======== MATERIAL TO PROCESS ========

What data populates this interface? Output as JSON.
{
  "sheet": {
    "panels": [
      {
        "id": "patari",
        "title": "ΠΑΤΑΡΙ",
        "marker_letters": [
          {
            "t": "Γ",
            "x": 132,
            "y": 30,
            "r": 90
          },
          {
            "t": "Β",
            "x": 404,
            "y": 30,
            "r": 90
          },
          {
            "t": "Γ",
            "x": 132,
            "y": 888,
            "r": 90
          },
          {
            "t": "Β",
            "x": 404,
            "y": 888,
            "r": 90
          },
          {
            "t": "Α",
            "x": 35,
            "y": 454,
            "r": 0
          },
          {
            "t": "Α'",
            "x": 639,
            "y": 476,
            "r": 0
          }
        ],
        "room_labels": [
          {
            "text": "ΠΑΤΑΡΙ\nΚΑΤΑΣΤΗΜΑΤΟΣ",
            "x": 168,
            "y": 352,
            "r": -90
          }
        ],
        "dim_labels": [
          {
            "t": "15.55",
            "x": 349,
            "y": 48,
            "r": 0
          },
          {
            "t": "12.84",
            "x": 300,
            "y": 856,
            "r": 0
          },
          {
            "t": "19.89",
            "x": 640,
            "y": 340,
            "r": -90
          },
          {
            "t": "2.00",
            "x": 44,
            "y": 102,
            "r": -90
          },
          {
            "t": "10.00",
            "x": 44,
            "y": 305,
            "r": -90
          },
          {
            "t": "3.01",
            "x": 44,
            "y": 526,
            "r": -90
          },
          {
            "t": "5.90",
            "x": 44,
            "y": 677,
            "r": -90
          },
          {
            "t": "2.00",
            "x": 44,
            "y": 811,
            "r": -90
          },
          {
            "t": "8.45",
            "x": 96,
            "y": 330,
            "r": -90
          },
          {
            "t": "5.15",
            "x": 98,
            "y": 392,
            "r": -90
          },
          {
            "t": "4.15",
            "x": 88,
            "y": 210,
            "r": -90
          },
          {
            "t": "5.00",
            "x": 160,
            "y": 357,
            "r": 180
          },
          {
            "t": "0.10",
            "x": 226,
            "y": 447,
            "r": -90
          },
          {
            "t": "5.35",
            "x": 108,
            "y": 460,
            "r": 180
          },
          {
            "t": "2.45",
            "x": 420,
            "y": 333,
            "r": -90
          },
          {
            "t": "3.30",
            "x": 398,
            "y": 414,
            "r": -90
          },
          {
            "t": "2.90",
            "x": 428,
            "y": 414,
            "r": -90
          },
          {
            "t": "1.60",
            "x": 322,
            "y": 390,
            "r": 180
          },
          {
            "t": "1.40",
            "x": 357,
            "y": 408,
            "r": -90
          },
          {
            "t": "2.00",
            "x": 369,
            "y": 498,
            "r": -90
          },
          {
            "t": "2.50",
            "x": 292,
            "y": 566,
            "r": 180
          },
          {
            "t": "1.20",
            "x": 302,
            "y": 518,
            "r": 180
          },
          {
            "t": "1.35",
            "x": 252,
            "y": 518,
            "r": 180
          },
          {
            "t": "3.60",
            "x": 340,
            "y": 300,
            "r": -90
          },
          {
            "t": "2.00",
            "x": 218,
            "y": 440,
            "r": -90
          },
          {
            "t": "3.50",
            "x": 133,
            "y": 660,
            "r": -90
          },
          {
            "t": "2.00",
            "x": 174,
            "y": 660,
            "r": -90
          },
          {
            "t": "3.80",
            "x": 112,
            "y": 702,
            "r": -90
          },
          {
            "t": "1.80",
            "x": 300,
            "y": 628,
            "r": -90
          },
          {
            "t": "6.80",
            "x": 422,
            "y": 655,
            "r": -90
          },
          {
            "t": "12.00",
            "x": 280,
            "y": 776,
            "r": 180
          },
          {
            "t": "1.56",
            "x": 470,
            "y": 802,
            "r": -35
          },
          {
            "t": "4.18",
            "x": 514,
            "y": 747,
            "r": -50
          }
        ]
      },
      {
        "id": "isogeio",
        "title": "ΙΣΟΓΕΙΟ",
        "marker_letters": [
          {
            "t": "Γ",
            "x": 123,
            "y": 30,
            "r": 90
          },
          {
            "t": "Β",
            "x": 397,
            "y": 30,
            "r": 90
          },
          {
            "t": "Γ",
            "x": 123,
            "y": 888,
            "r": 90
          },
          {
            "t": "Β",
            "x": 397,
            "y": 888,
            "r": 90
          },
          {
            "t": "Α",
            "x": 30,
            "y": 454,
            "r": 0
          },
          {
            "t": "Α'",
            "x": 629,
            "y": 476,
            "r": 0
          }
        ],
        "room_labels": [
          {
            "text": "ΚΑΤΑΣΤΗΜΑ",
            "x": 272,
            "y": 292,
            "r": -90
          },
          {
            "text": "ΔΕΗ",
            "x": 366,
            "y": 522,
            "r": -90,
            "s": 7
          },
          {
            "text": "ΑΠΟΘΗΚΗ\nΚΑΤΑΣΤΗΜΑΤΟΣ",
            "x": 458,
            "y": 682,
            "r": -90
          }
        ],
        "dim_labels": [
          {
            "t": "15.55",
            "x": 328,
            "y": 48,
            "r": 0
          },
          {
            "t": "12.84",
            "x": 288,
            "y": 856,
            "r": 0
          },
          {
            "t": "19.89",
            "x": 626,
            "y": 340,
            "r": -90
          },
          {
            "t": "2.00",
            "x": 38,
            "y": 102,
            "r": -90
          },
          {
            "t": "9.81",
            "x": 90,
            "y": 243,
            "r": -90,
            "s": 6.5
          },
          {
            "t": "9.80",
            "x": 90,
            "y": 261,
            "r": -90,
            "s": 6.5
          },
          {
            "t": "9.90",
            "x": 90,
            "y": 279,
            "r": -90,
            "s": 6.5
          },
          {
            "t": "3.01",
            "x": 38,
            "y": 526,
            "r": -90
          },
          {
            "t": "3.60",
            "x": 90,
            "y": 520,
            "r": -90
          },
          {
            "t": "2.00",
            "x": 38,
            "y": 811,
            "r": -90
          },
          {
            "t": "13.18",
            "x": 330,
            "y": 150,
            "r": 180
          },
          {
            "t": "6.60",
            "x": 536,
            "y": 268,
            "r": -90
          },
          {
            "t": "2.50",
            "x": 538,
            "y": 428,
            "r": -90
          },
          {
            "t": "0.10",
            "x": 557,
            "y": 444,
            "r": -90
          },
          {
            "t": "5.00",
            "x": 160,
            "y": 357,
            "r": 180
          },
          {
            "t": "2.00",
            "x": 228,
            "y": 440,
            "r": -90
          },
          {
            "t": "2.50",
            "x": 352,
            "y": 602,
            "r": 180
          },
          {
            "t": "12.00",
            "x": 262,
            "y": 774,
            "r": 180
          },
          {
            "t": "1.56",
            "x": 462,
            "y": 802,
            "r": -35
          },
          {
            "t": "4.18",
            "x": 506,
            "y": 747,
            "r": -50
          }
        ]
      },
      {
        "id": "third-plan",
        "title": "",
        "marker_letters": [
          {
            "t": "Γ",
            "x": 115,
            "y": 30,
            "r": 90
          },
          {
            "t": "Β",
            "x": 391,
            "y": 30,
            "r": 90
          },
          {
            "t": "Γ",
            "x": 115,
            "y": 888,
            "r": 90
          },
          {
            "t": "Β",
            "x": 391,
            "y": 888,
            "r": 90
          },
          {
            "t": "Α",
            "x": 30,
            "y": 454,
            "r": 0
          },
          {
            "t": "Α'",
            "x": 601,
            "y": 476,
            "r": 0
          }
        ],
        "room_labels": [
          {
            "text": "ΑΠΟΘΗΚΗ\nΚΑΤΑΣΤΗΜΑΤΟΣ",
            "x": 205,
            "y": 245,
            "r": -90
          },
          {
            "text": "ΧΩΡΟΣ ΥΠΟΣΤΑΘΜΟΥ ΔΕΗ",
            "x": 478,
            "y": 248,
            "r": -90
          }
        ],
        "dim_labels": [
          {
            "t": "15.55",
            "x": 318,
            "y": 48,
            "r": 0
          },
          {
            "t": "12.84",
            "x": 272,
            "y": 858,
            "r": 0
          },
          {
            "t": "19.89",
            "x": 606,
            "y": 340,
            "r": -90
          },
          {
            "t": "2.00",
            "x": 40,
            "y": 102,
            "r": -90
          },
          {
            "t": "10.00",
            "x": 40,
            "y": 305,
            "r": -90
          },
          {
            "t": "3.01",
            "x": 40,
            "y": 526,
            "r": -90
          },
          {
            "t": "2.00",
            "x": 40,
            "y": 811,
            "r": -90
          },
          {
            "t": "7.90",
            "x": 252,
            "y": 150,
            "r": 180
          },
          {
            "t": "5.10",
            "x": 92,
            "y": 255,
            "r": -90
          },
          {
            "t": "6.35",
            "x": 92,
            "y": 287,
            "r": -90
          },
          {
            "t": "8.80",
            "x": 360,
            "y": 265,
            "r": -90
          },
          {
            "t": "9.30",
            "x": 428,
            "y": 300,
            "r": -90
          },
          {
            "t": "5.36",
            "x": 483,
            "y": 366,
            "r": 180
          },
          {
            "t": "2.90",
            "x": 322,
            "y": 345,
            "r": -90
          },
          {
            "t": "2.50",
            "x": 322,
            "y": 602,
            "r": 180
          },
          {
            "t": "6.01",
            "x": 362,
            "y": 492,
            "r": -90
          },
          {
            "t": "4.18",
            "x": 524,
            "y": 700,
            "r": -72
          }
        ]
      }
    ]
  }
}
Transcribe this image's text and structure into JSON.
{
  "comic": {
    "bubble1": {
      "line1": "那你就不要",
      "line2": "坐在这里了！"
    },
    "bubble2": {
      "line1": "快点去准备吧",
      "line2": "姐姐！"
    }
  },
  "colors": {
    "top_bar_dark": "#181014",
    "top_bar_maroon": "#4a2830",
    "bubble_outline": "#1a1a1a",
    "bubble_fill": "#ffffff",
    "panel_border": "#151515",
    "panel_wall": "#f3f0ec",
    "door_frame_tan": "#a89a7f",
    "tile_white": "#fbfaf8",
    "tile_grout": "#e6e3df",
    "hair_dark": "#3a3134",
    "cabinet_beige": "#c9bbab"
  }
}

========

## STATED GOAL
Filter the records above for lines containing the word "ΠΑΤΑΡΙ", and copy those lines.

## EXERCISE RESPONSE
        "title": "ΠΑΤΑΡΙ",
            "text": "ΠΑΤΑΡΙ\nΚΑΤΑΣΤΗΜΑΤΟΣ",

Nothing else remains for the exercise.